-- SOURCE DATA start --

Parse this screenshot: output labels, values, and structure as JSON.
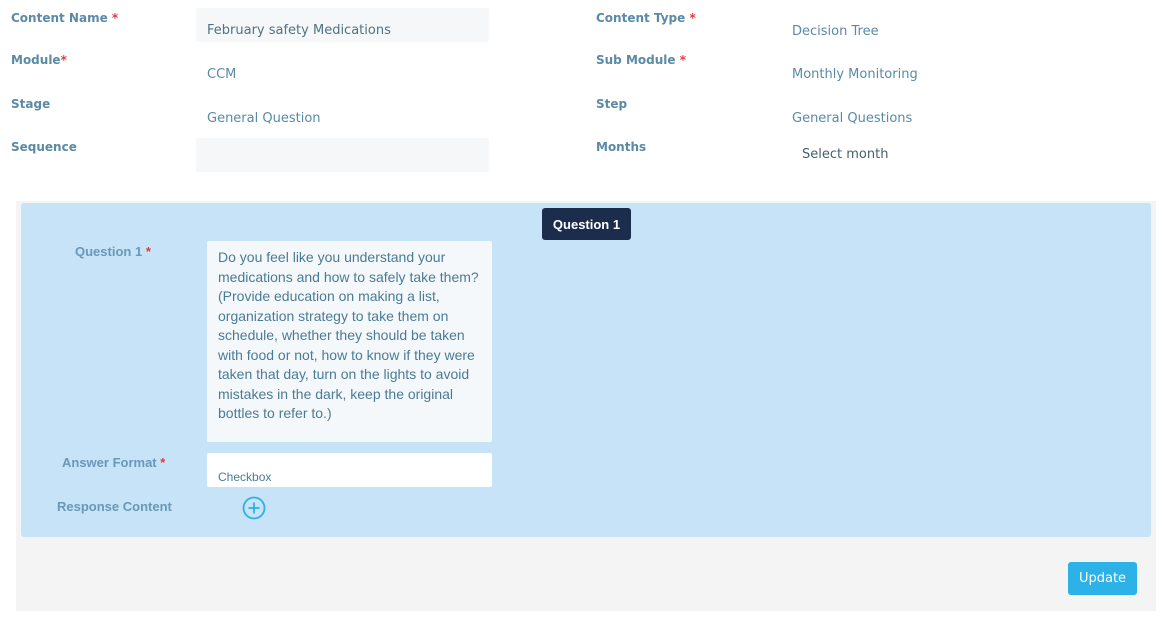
{
  "form": {
    "content_name": {
      "label": "Content Name",
      "value": "February safety Medications"
    },
    "content_type": {
      "label": "Content Type",
      "value": "Decision Tree"
    },
    "module": {
      "label": "Module",
      "value": "CCM"
    },
    "sub_module": {
      "label": "Sub Module",
      "value": "Monthly Monitoring"
    },
    "stage": {
      "label": "Stage",
      "value": "General Question"
    },
    "step": {
      "label": "Step",
      "value": "General Questions"
    },
    "sequence": {
      "label": "Sequence",
      "value": ""
    },
    "months": {
      "label": "Months",
      "value": "Select month"
    },
    "required_marker": "*"
  },
  "question_panel": {
    "badge": "Question 1",
    "question_label": "Question 1",
    "question_text": "Do you feel like you understand your medications and how to safely take them? (Provide education on making a list, organization strategy to take them on schedule, whether they should be taken with food or not, how to know if they were taken that day, turn on the lights to avoid mistakes in the dark, keep the original bottles to refer to.)",
    "answer_format_label": "Answer Format",
    "answer_format_value": "Checkbox",
    "response_content_label": "Response Content",
    "add_icon": "plus-circle-icon"
  },
  "actions": {
    "update_label": "Update"
  },
  "colors": {
    "panel_bg": "#c6e3f8",
    "badge_bg": "#1c2c4d",
    "update_bg": "#2cb2e6",
    "required": "#e23b3b"
  }
}
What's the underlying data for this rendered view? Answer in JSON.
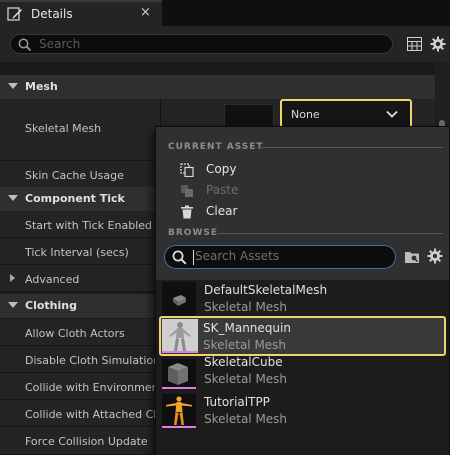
{
  "tab": {
    "title": "Details",
    "close_glyph": "×",
    "icon": "pencil-icon"
  },
  "toolbar": {
    "search_placeholder": "Search",
    "grid_icon": "table-grid-icon",
    "settings_icon": "gear-icon"
  },
  "categories": {
    "mesh": "Mesh",
    "component_tick": "Component Tick",
    "advanced": "Advanced",
    "clothing": "Clothing"
  },
  "properties": {
    "skeletal_mesh": "Skeletal Mesh",
    "skin_cache_usage": "Skin Cache Usage",
    "start_with_tick": "Start with Tick Enabled",
    "tick_interval": "Tick Interval (secs)",
    "allow_cloth_actors": "Allow Cloth Actors",
    "disable_cloth_simulation": "Disable Cloth Simulation",
    "collide_with_environment": "Collide with Environment",
    "collide_with_attached_children": "Collide with Attached Childr",
    "force_collision_update": "Force Collision Update"
  },
  "combo": {
    "value": "None"
  },
  "popup": {
    "current_asset_header": "CURRENT ASSET",
    "browse_header": "BROWSE",
    "copy": "Copy",
    "paste": "Paste",
    "clear": "Clear",
    "search_placeholder": "Search Assets"
  },
  "assets": [
    {
      "name": "DefaultSkeletalMesh",
      "type": "Skeletal Mesh",
      "selected": false,
      "icon": "default-mesh-thumbnail"
    },
    {
      "name": "SK_Mannequin",
      "type": "Skeletal Mesh",
      "selected": true,
      "icon": "mannequin-thumbnail"
    },
    {
      "name": "SkeletalCube",
      "type": "Skeletal Mesh",
      "selected": false,
      "icon": "cube-thumbnail"
    },
    {
      "name": "TutorialTPP",
      "type": "Skeletal Mesh",
      "selected": false,
      "icon": "tutorial-character-thumbnail"
    }
  ],
  "colors": {
    "highlight": "#f1d56b",
    "skeletal_mesh_type": "#e07ee6",
    "search_focus": "#3d6fae"
  }
}
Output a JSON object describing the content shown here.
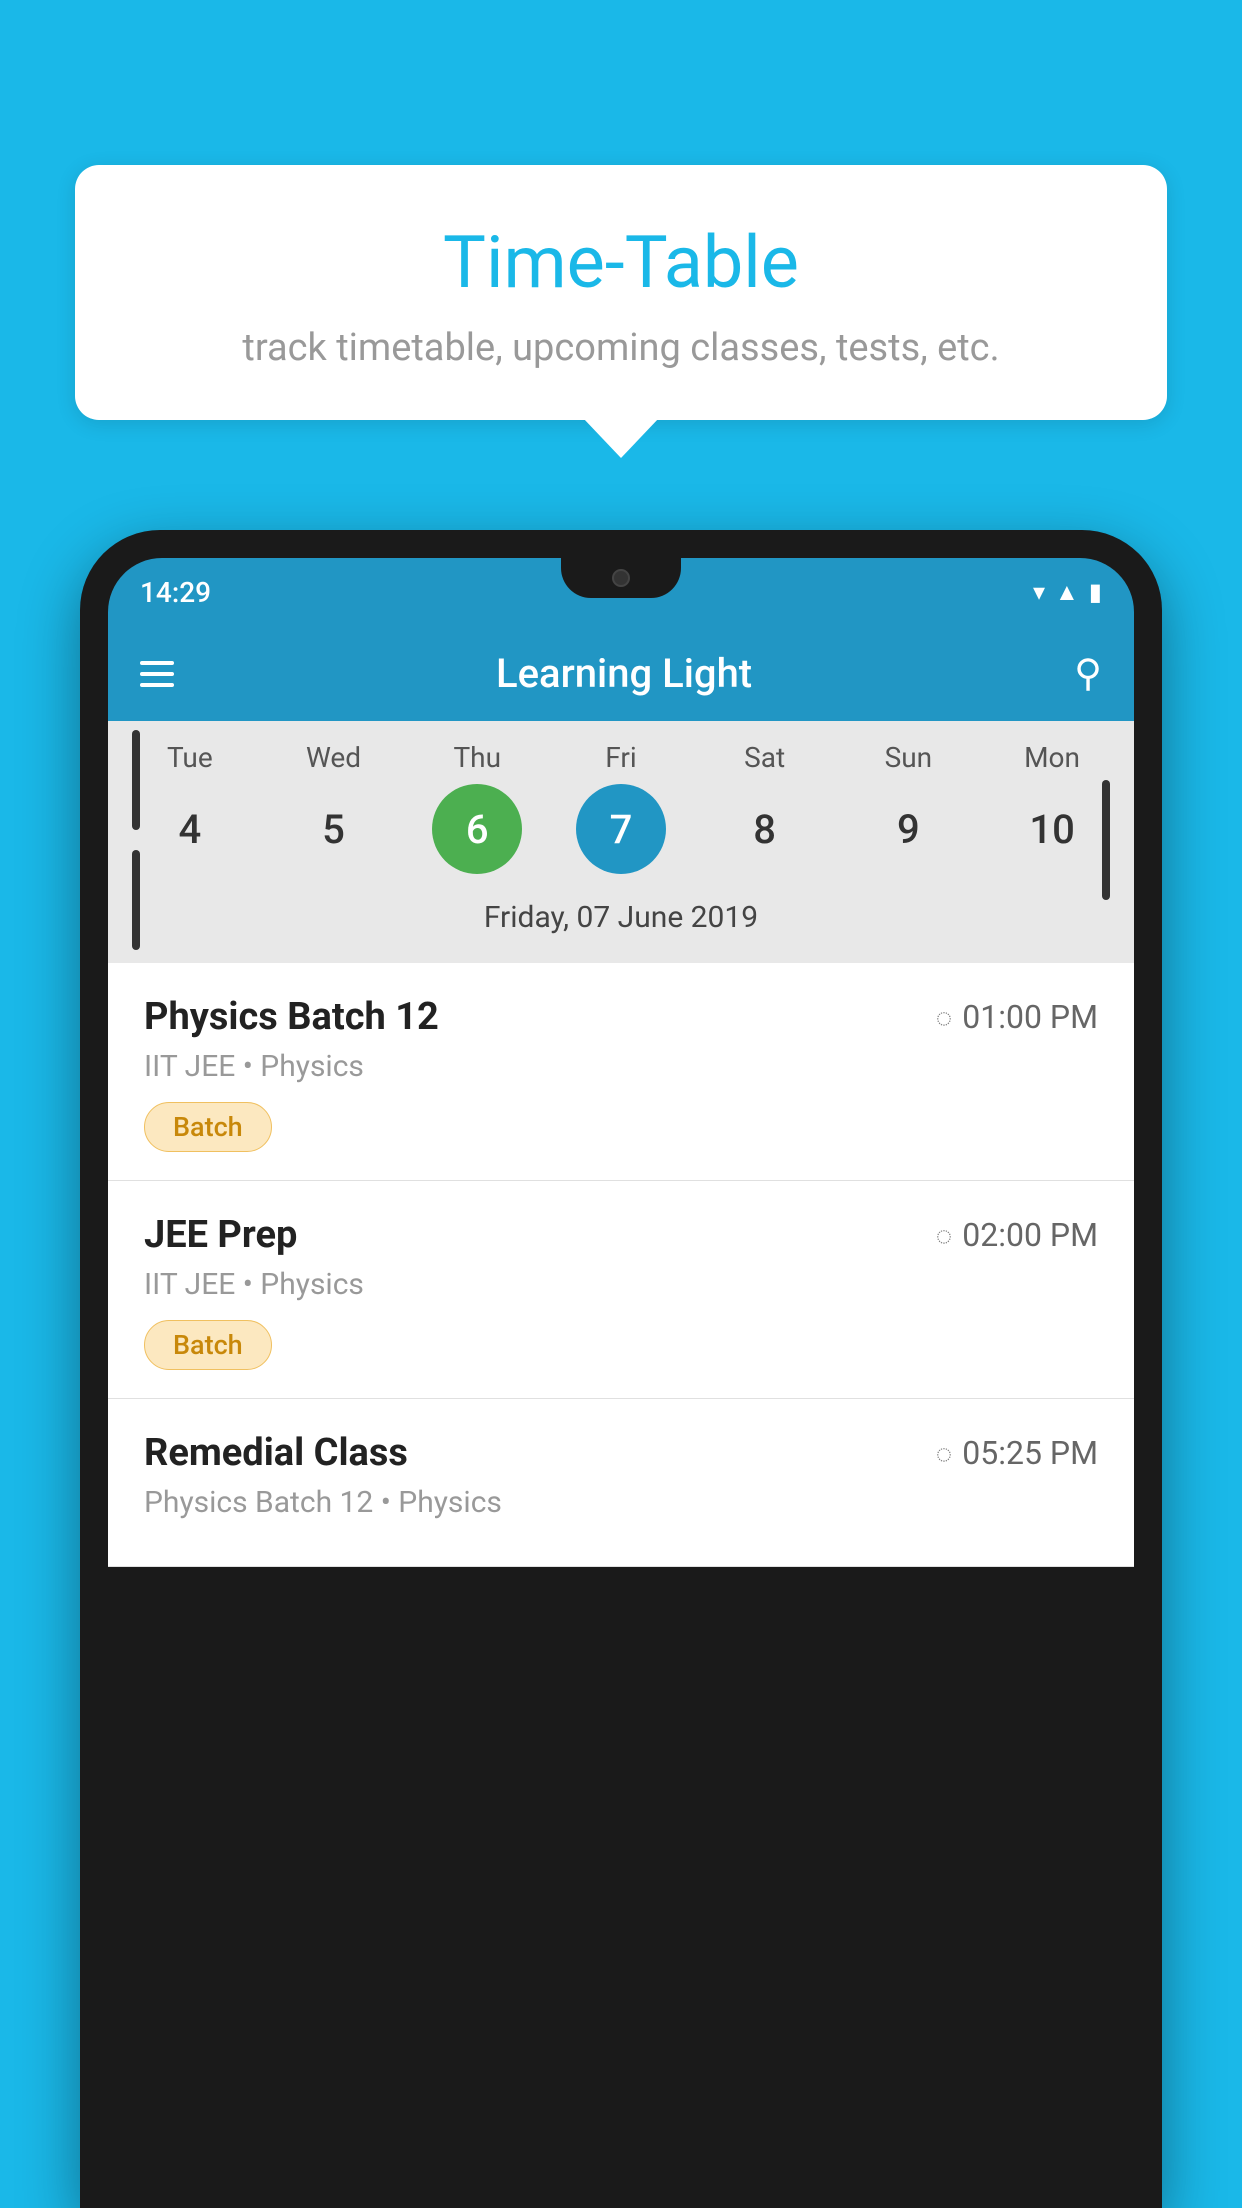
{
  "background_color": "#1ab8e8",
  "tooltip": {
    "title": "Time-Table",
    "subtitle": "track timetable, upcoming classes, tests, etc."
  },
  "phone": {
    "status_bar": {
      "time": "14:29"
    },
    "app_header": {
      "title": "Learning Light"
    },
    "calendar": {
      "days": [
        {
          "label": "Tue",
          "number": "4"
        },
        {
          "label": "Wed",
          "number": "5"
        },
        {
          "label": "Thu",
          "number": "6",
          "state": "today"
        },
        {
          "label": "Fri",
          "number": "7",
          "state": "selected"
        },
        {
          "label": "Sat",
          "number": "8"
        },
        {
          "label": "Sun",
          "number": "9"
        },
        {
          "label": "Mon",
          "number": "10"
        }
      ],
      "selected_date": "Friday, 07 June 2019"
    },
    "schedule": [
      {
        "title": "Physics Batch 12",
        "time": "01:00 PM",
        "detail": "IIT JEE • Physics",
        "badge": "Batch"
      },
      {
        "title": "JEE Prep",
        "time": "02:00 PM",
        "detail": "IIT JEE • Physics",
        "badge": "Batch"
      },
      {
        "title": "Remedial Class",
        "time": "05:25 PM",
        "detail": "Physics Batch 12 • Physics",
        "badge": null
      }
    ]
  }
}
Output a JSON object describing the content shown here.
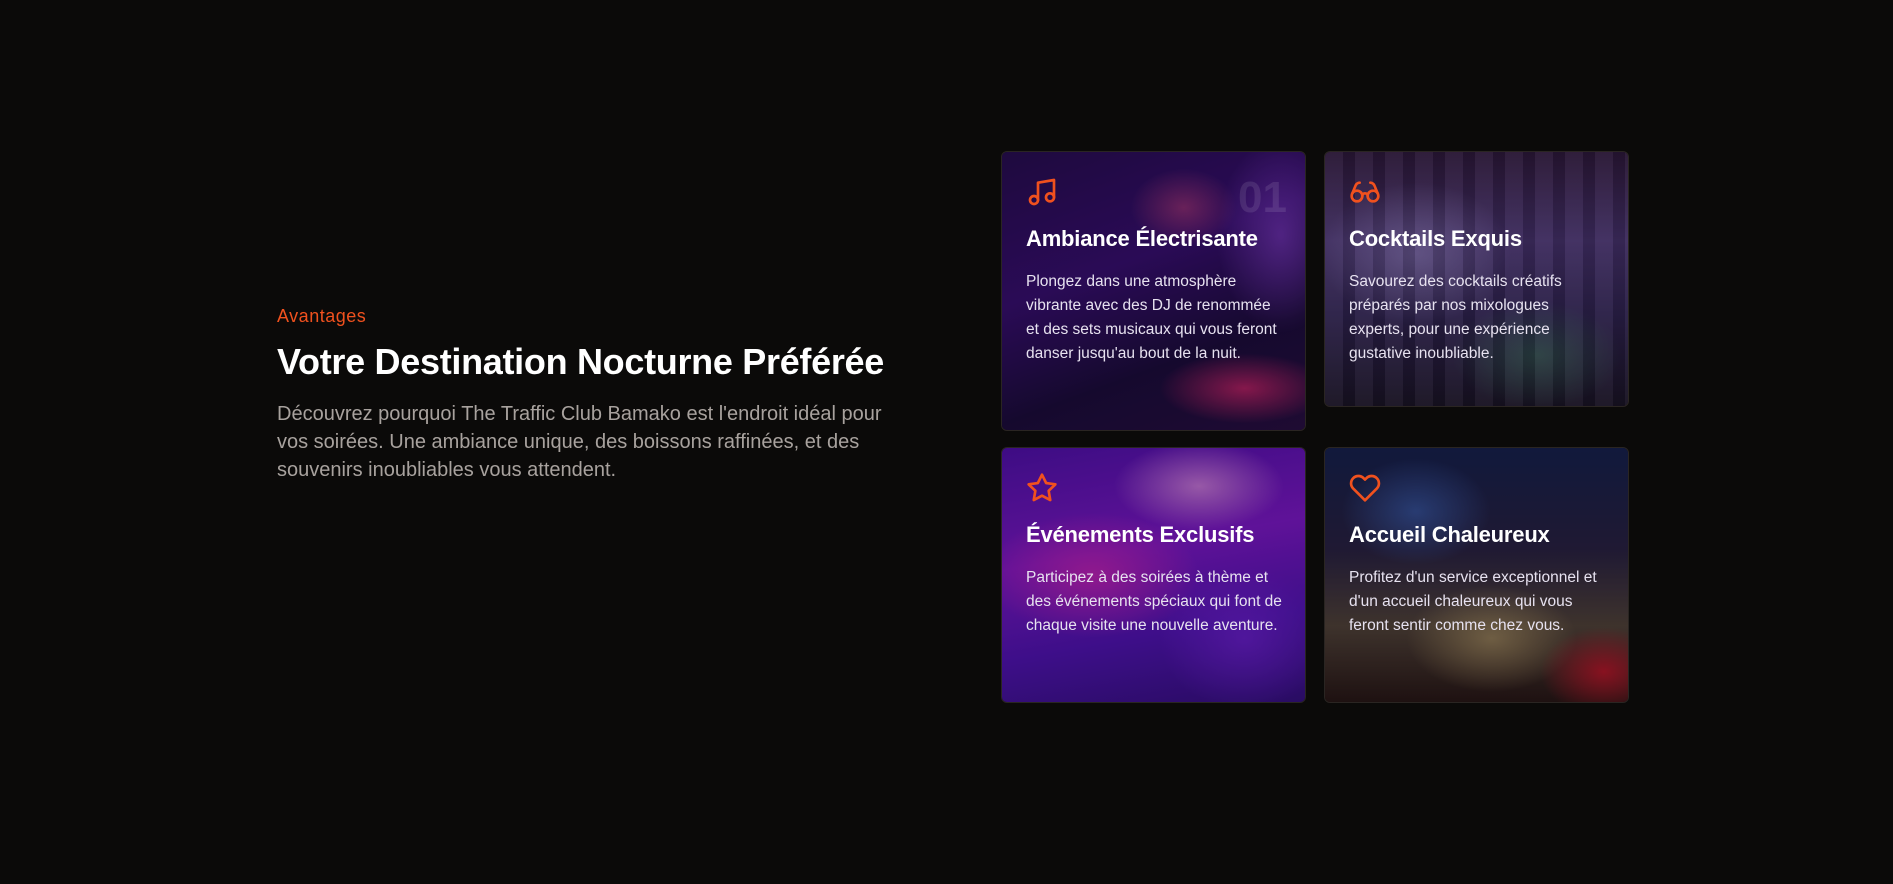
{
  "intro": {
    "eyebrow": "Avantages",
    "title": "Votre Destination Nocturne Préférée",
    "description": "Découvrez pourquoi The Traffic Club Bamako est l'endroit idéal pour vos soirées. Une ambiance unique, des boissons raffinées, et des souvenirs inoubliables vous attendent."
  },
  "cards": [
    {
      "icon": "music-note-icon",
      "number": "01",
      "title": "Ambiance Électrisante",
      "text": "Plongez dans une atmosphère vibrante avec des DJ de renommée et des sets musicaux qui vous feront danser jusqu'au bout de la nuit."
    },
    {
      "icon": "glasses-icon",
      "title": "Cocktails Exquis",
      "text": "Savourez des cocktails créatifs préparés par nos mixologues experts, pour une expérience gustative inoubliable."
    },
    {
      "icon": "star-icon",
      "title": "Événements Exclusifs",
      "text": "Participez à des soirées à thème et des événements spéciaux qui font de chaque visite une nouvelle aventure."
    },
    {
      "icon": "heart-icon",
      "title": "Accueil Chaleureux",
      "text": "Profitez d'un service exceptionnel et d'un accueil chaleureux qui vous feront sentir comme chez vous."
    }
  ],
  "colors": {
    "accent": "#f0511e",
    "background": "#0b0a09"
  }
}
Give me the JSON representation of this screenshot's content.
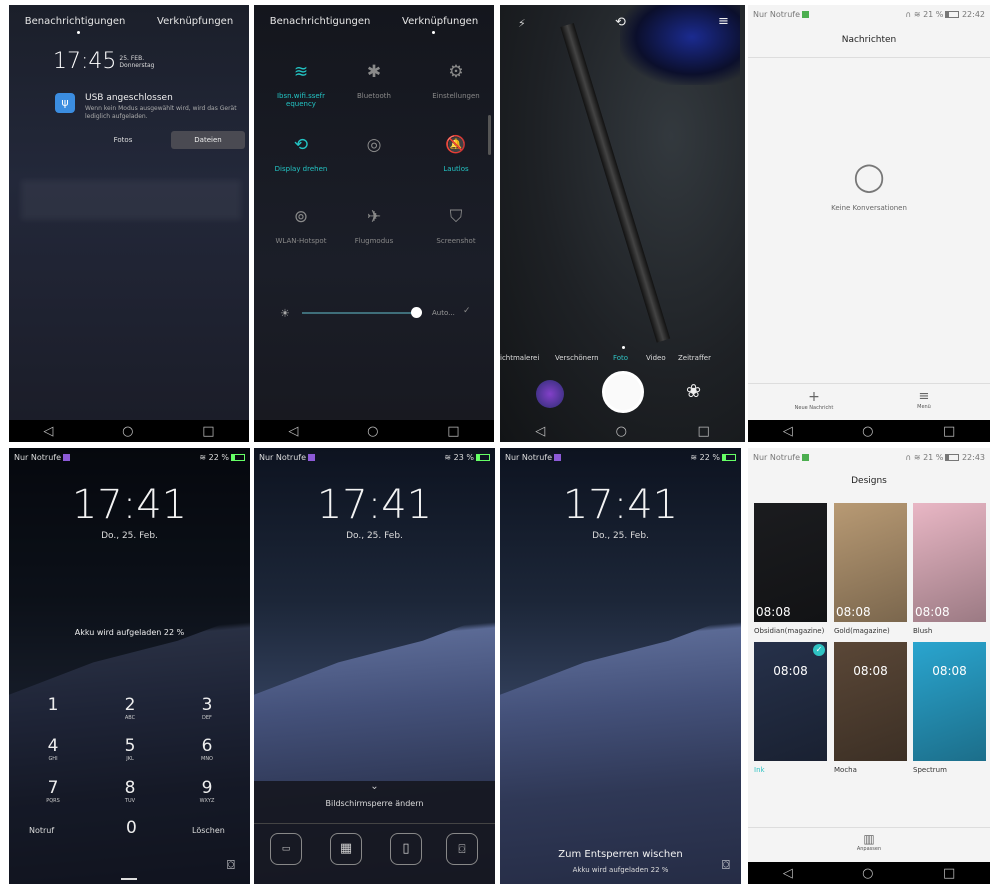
{
  "p1": {
    "tabs": [
      "Benachrichtigungen",
      "Verknüpfungen"
    ],
    "time": "17:45",
    "date_day": "25. FEB.",
    "date_weekday": "Donnerstag",
    "notif_title": "USB angeschlossen",
    "notif_text": "Wenn kein Modus ausgewählt wird, wird das Gerät lediglich aufgeladen.",
    "btn_photos": "Fotos",
    "btn_files": "Dateien"
  },
  "p2": {
    "tabs": [
      "Benachrichtigungen",
      "Verknüpfungen"
    ],
    "tiles": [
      {
        "label": "Ibsn.wifi.ssefr equency",
        "icon": "≋",
        "on": true
      },
      {
        "label": "Bluetooth",
        "icon": "✱",
        "on": false
      },
      {
        "label": "Einstellungen",
        "icon": "⚙",
        "on": false
      },
      {
        "label": "Display drehen",
        "icon": "⟲",
        "on": true
      },
      {
        "label": "",
        "icon": "◎",
        "on": false
      },
      {
        "label": "Lautlos",
        "icon": "🔕",
        "on": true
      },
      {
        "label": "WLAN-Hotspot",
        "icon": "⊚",
        "on": false
      },
      {
        "label": "Flugmodus",
        "icon": "✈",
        "on": false
      },
      {
        "label": "Screenshot",
        "icon": "⛉",
        "on": false
      }
    ],
    "brightness_label": "Auto..."
  },
  "p3": {
    "modes": [
      "ichtmalerei",
      "Verschönern",
      "Foto",
      "Video",
      "Zeitraffer"
    ]
  },
  "p4": {
    "carrier": "Nur Notrufe",
    "status_right": "21 %",
    "time": "22:42",
    "title": "Nachrichten",
    "empty": "Keine Konversationen",
    "new_message": "Neue Nachricht",
    "menu": "Menü"
  },
  "p5": {
    "carrier": "Nur Notrufe",
    "battery": "22 %",
    "clock": "17:41",
    "date": "Do., 25. Feb.",
    "charging": "Akku wird aufgeladen 22 %",
    "keys": [
      {
        "n": "1",
        "l": ""
      },
      {
        "n": "2",
        "l": "ABC"
      },
      {
        "n": "3",
        "l": "DEF"
      },
      {
        "n": "4",
        "l": "GHI"
      },
      {
        "n": "5",
        "l": "JKL"
      },
      {
        "n": "6",
        "l": "MNO"
      },
      {
        "n": "7",
        "l": "PQRS"
      },
      {
        "n": "8",
        "l": "TUV"
      },
      {
        "n": "9",
        "l": "WXYZ"
      }
    ],
    "emergency": "Notruf",
    "zero": "0",
    "delete": "Löschen"
  },
  "p6": {
    "carrier": "Nur Notrufe",
    "battery": "23 %",
    "clock": "17:41",
    "date": "Do., 25. Feb.",
    "change": "Bildschirmsperre ändern"
  },
  "p7": {
    "carrier": "Nur Notrufe",
    "battery": "22 %",
    "clock": "17:41",
    "date": "Do., 25. Feb.",
    "swipe": "Zum Entsperren wischen",
    "charging": "Akku wird aufgeladen 22 %"
  },
  "p8": {
    "carrier": "Nur Notrufe",
    "status_right": "21 %",
    "time": "22:43",
    "title": "Designs",
    "themes": [
      {
        "name": "Obsidian(magazine)",
        "time": "08:08",
        "bg": "#1b1c1f"
      },
      {
        "name": "Gold(magazine)",
        "time": "08:08",
        "bg": "#b89a74"
      },
      {
        "name": "Blush",
        "time": "08:08",
        "bg": "#e9b7c5"
      },
      {
        "name": "Ink",
        "time": "08:08",
        "bg": "#26314a"
      },
      {
        "name": "Mocha",
        "time": "08:08",
        "bg": "#5a4737"
      },
      {
        "name": "Spectrum",
        "time": "08:08",
        "bg": "#2aa5cf"
      }
    ],
    "customize": "Anpassen"
  }
}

-- SOURCE DATA end --

JOB
Each line holding "magazine" must be found and copied.

WORKED SOLUTION
        "name": "Obsidian(magazine)",
        "name": "Gold(magazine)",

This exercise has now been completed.